## Entries supplied
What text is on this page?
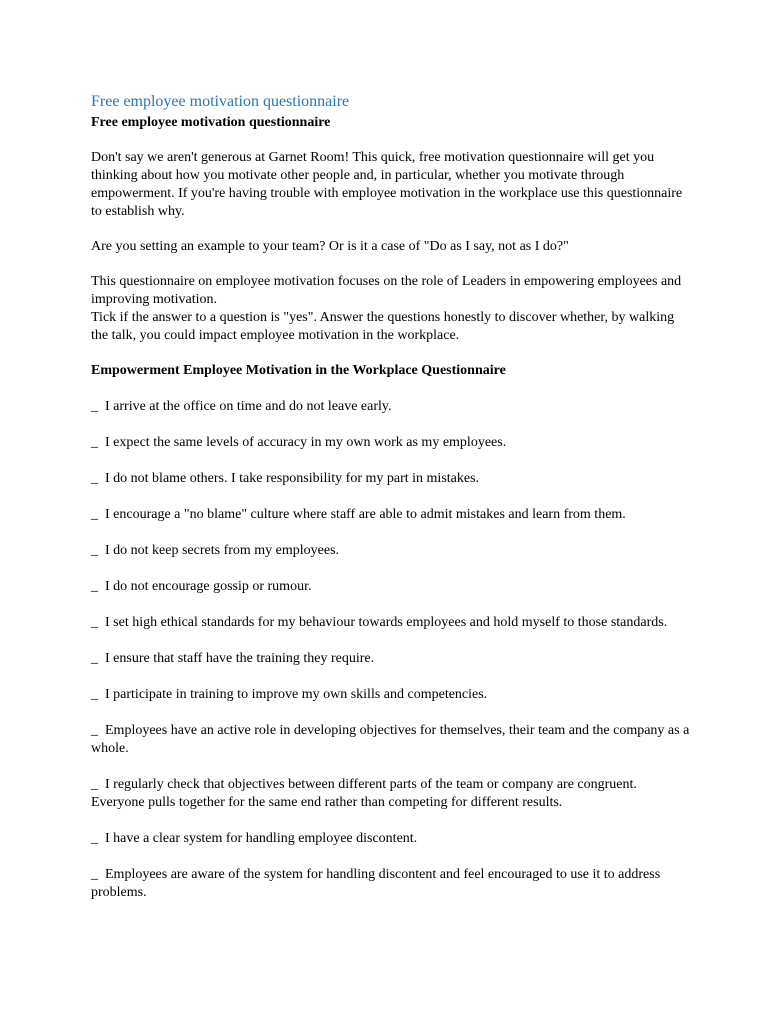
Free employee motivation questionnaire
Free employee motivation questionnaire

Don't say we aren't generous at Garnet Room! This quick, free motivation questionnaire will get you thinking about how you motivate other people and, in particular, whether you motivate through empowerment. If you're having trouble with employee motivation in the workplace use this questionnaire to establish why.

Are you setting an example to your team? Or is it a case of "Do as I say, not as I do?"

This questionnaire on employee motivation focuses on the role of Leaders in empowering employees and improving motivation.

Tick if the answer to a question is "yes". Answer the questions honestly to discover whether, by walking the talk, you could impact employee motivation in the workplace.

Empowerment Employee Motivation in the Workplace Questionnaire
_  I arrive at the office on time and do not leave early.
_  I expect the same levels of accuracy in my own work as my employees.
_  I do not blame others. I take responsibility for my part in mistakes.
_  I encourage a "no blame" culture where staff are able to admit mistakes and learn from them.
_  I do not keep secrets from my employees.
_  I do not encourage gossip or rumour.
_  I set high ethical standards for my behaviour towards employees and hold myself to those standards.
_  I ensure that staff have the training they require.
_  I participate in training to improve my own skills and competencies.
_  Employees have an active role in developing objectives for themselves, their team and the company as a whole.
_  I regularly check that objectives between different parts of the team or company are congruent. Everyone pulls together for the same end rather than competing for different results.
_  I have a clear system for handling employee discontent.
_  Employees are aware of the system for handling discontent and feel encouraged to use it to address problems.
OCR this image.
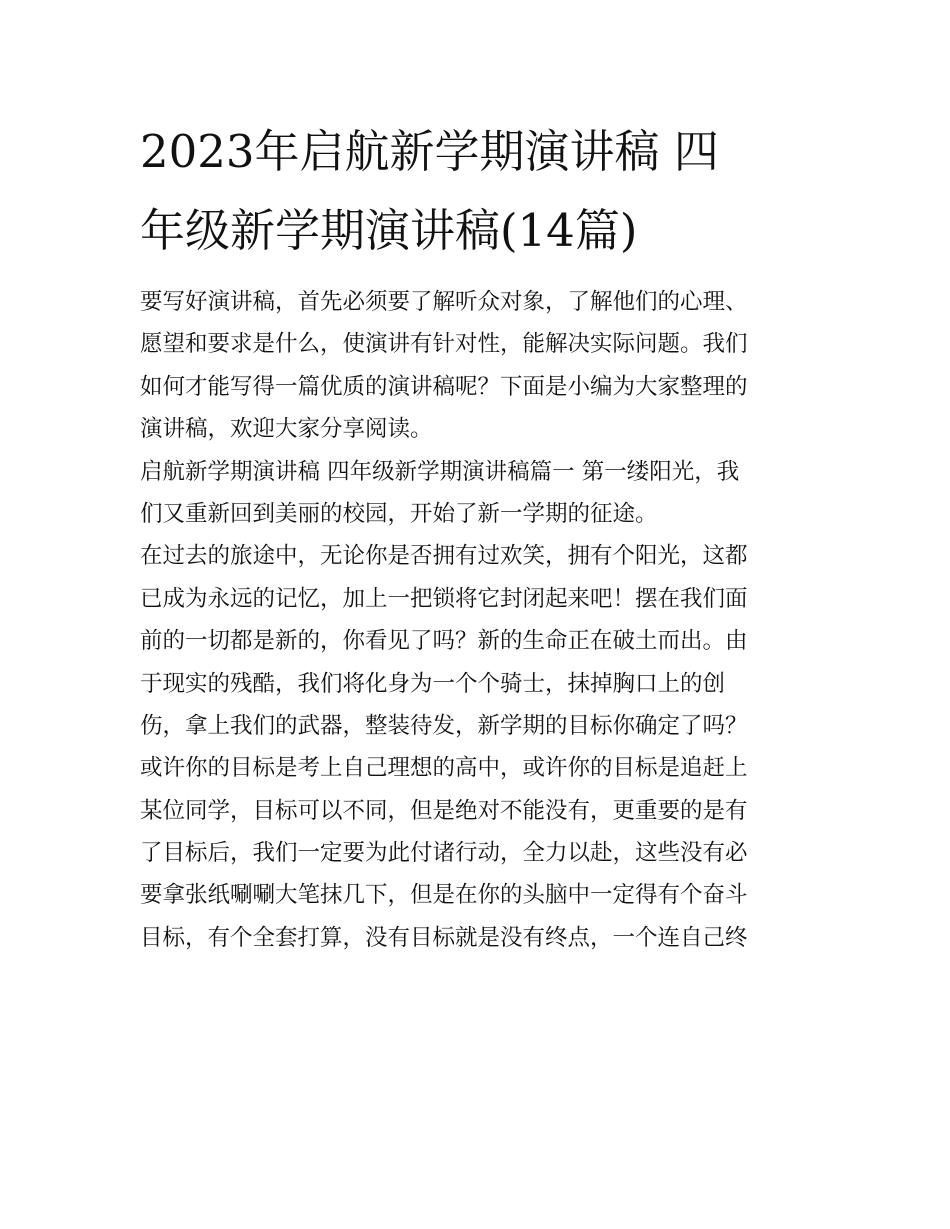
2023年启航新学期演讲稿 四
年级新学期演讲稿(14篇)
要写好演讲稿，首先必须要了解听众对象，了解他们的心理、
愿望和要求是什么，使演讲有针对性，能解决实际问题。我们
如何才能写得一篇优质的演讲稿呢？下面是小编为大家整理的
演讲稿，欢迎大家分享阅读。
启航新学期演讲稿 四年级新学期演讲稿篇一 第一缕阳光，我
们又重新回到美丽的校园，开始了新一学期的征途。
在过去的旅途中，无论你是否拥有过欢笑，拥有个阳光，这都
已成为永远的记忆，加上一把锁将它封闭起来吧！摆在我们面
前的一切都是新的，你看见了吗？新的生命正在破土而出。由
于现实的残酷，我们将化身为一个个骑士，抹掉胸口上的创
伤，拿上我们的武器，整装待发，新学期的目标你确定了吗？
或许你的目标是考上自己理想的高中，或许你的目标是追赶上
某位同学，目标可以不同，但是绝对不能没有，更重要的是有
了目标后，我们一定要为此付诸行动，全力以赴，这些没有必
要拿张纸唰唰大笔抹几下，但是在你的头脑中一定得有个奋斗
目标，有个全套打算，没有目标就是没有终点，一个连自己终
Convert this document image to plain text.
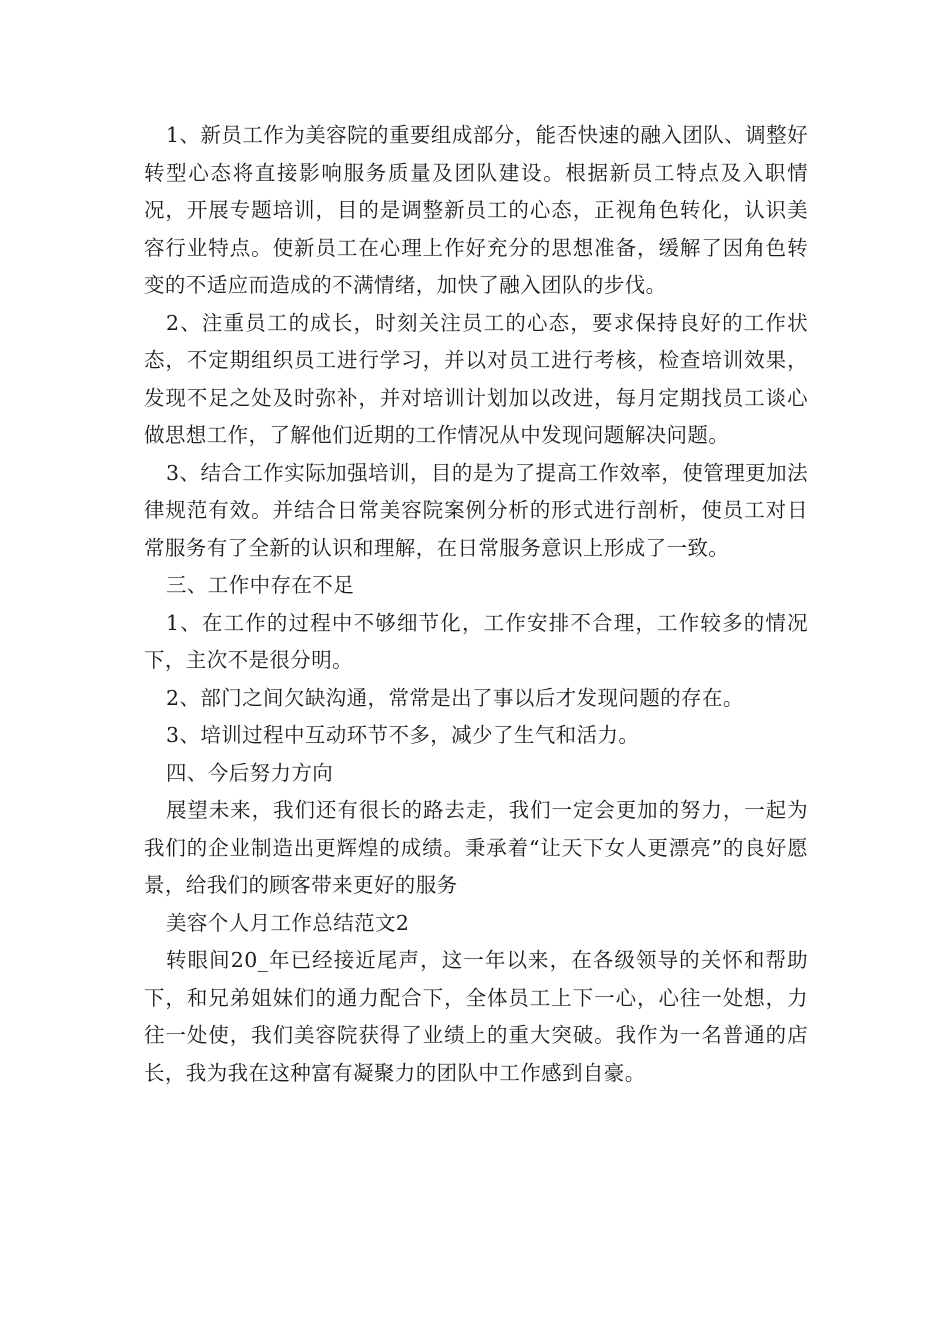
1、新员工作为美容院的重要组成部分，能否快速的融入团队、调整好转型心态将直接影响服务质量及团队建设。根据新员工特点及入职情况，开展专题培训，目的是调整新员工的心态，正视角色转化，认识美容行业特点。使新员工在心理上作好充分的思想准备，缓解了因角色转变的不适应而造成的不满情绪，加快了融入团队的步伐。

2、注重员工的成长，时刻关注员工的心态，要求保持良好的工作状态，不定期组织员工进行学习，并以对员工进行考核，检查培训效果，发现不足之处及时弥补，并对培训计划加以改进，每月定期找员工谈心做思想工作，了解他们近期的工作情况从中发现问题解决问题。

3、结合工作实际加强培训，目的是为了提高工作效率，使管理更加法律规范有效。并结合日常美容院案例分析的形式进行剖析，使员工对日常服务有了全新的认识和理解，在日常服务意识上形成了一致。

三、工作中存在不足

1、在工作的过程中不够细节化，工作安排不合理，工作较多的情况下，主次不是很分明。

2、部门之间欠缺沟通，常常是出了事以后才发现问题的存在。

3、培训过程中互动环节不多，减少了生气和活力。

四、今后努力方向

展望未来，我们还有很长的路去走，我们一定会更加的努力，一起为我们的企业制造出更辉煌的成绩。秉承着“让天下女人更漂亮”的良好愿景，给我们的顾客带来更好的服务

美容个人月工作总结范文2

转眼间20_年已经接近尾声，这一年以来，在各级领导的关怀和帮助下，和兄弟姐妹们的通力配合下，全体员工上下一心，心往一处想，力往一处使，我们美容院获得了业绩上的重大突破。我作为一名普通的店长，我为我在这种富有凝聚力的团队中工作感到自豪。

## Your instructions
Which lines contain "image"? Show each of them.

## Task solution
OCR this image.
Convert this document image to plain text.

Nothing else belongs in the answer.